- [Supplied material]:
::::

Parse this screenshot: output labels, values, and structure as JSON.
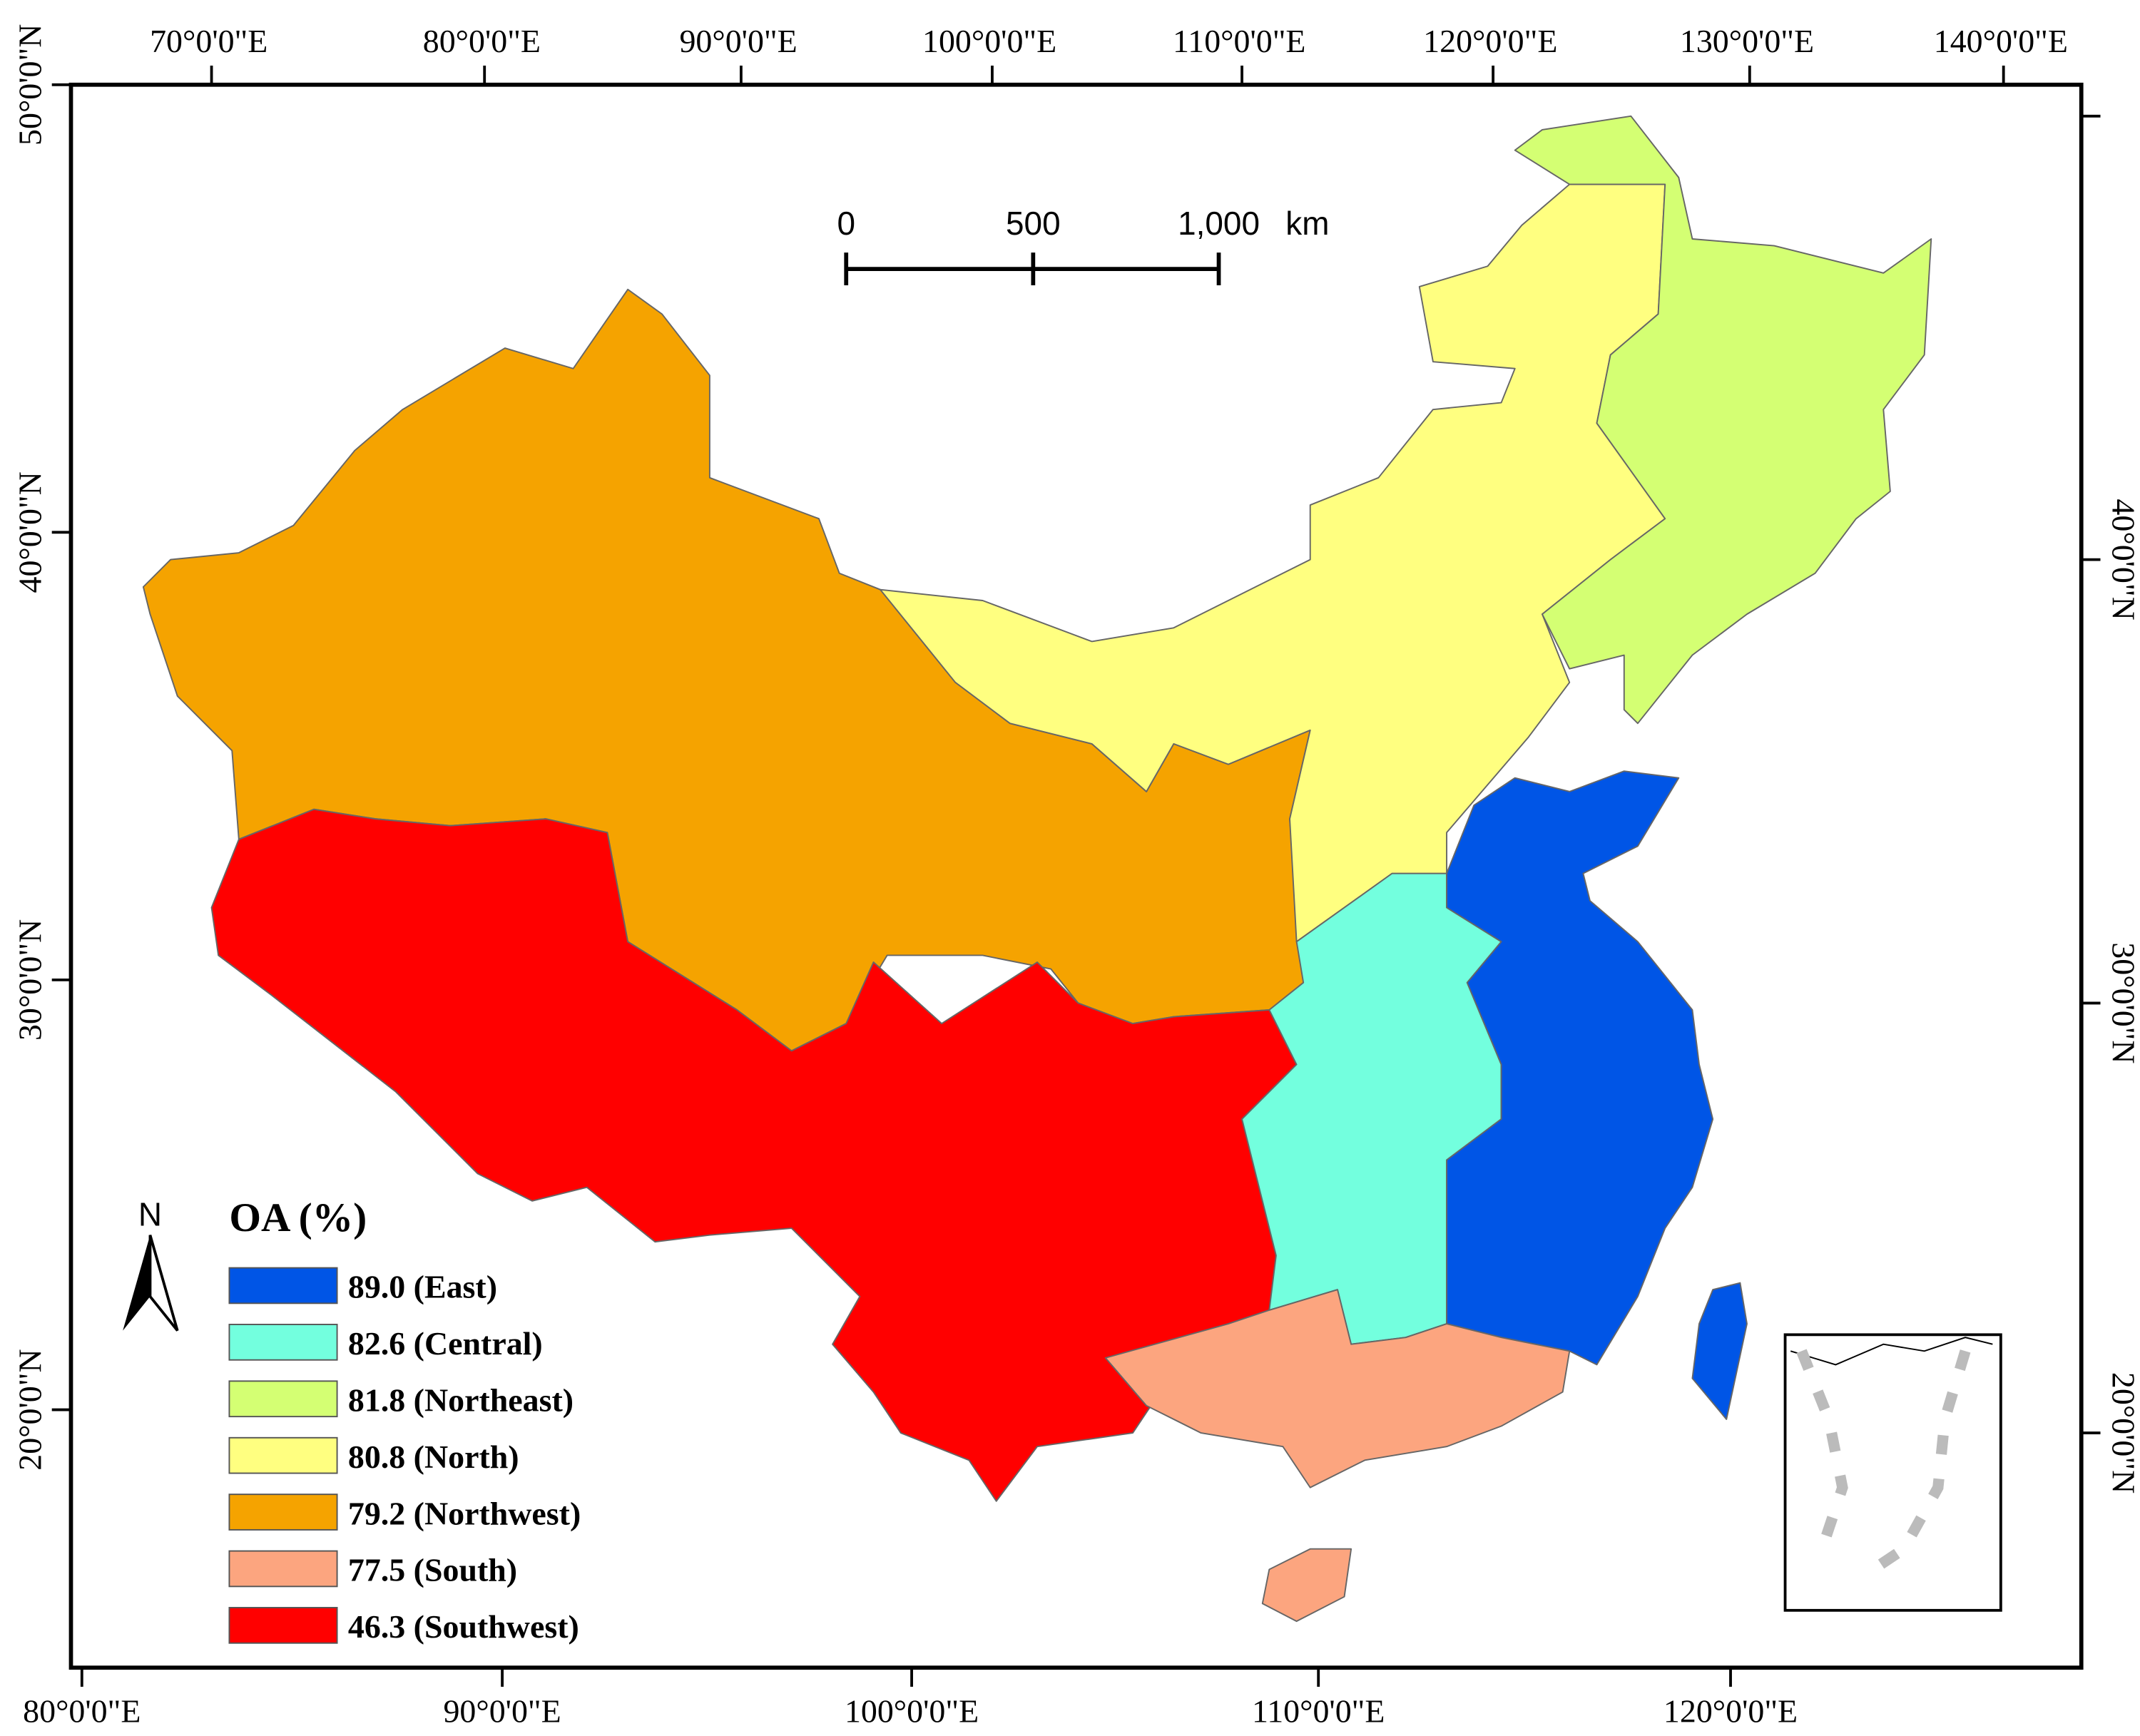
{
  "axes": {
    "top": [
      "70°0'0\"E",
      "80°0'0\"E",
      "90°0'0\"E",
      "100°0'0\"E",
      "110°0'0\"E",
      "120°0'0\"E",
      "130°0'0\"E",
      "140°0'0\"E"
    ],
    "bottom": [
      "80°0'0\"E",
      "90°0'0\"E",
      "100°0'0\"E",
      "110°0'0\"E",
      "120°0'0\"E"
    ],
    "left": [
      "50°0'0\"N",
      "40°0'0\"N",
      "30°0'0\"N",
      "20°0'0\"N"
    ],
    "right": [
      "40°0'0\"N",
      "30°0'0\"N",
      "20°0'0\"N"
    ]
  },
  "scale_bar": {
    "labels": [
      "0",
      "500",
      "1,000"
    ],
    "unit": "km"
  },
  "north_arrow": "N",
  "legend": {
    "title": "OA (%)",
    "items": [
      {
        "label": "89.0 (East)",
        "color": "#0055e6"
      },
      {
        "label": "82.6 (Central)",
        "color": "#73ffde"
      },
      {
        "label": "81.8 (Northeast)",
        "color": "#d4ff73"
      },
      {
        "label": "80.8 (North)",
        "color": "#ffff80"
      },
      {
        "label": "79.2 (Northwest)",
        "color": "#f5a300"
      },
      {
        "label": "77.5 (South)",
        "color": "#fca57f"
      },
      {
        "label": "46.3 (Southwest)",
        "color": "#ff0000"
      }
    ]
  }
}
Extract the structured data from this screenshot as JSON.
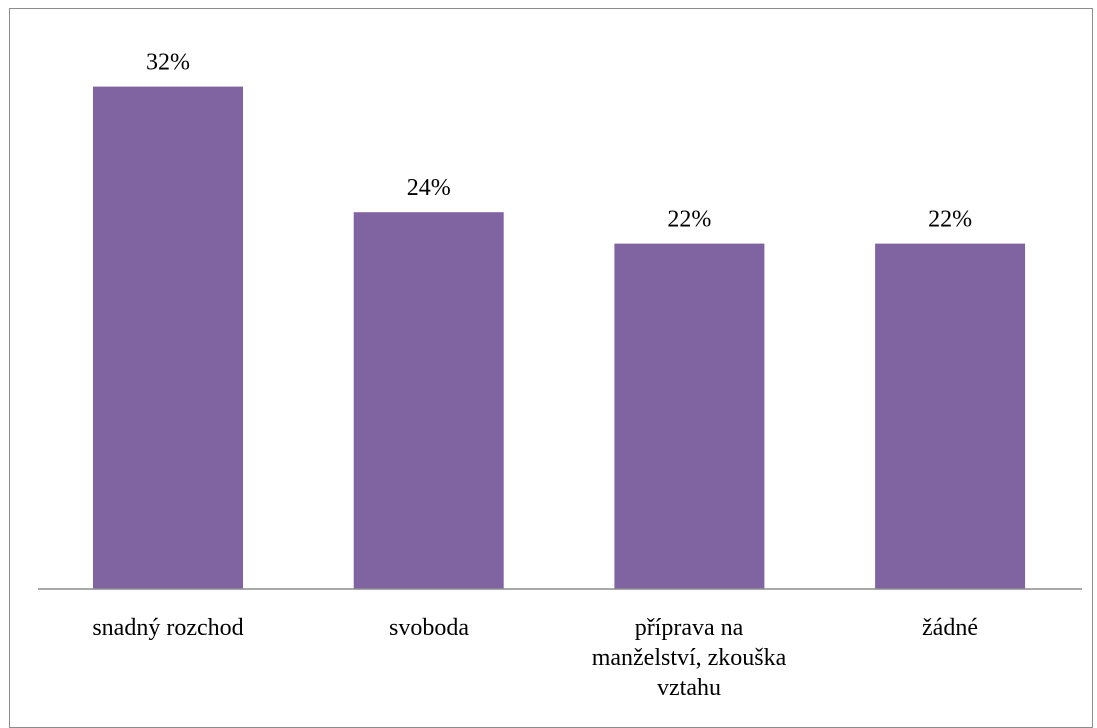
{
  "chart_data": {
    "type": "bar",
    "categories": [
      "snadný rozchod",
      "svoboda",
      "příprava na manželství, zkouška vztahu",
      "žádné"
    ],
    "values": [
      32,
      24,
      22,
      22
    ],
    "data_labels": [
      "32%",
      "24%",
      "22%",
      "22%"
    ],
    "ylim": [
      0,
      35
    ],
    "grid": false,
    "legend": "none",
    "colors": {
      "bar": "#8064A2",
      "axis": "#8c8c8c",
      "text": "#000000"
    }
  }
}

::::

- [Direction]: From the listing above, copy every line that holds the string "JSON".

- [Task result]:
Parse this screenshot: output labels, values, and structure as JSON.
Extract the structured data from this screenshot as JSON.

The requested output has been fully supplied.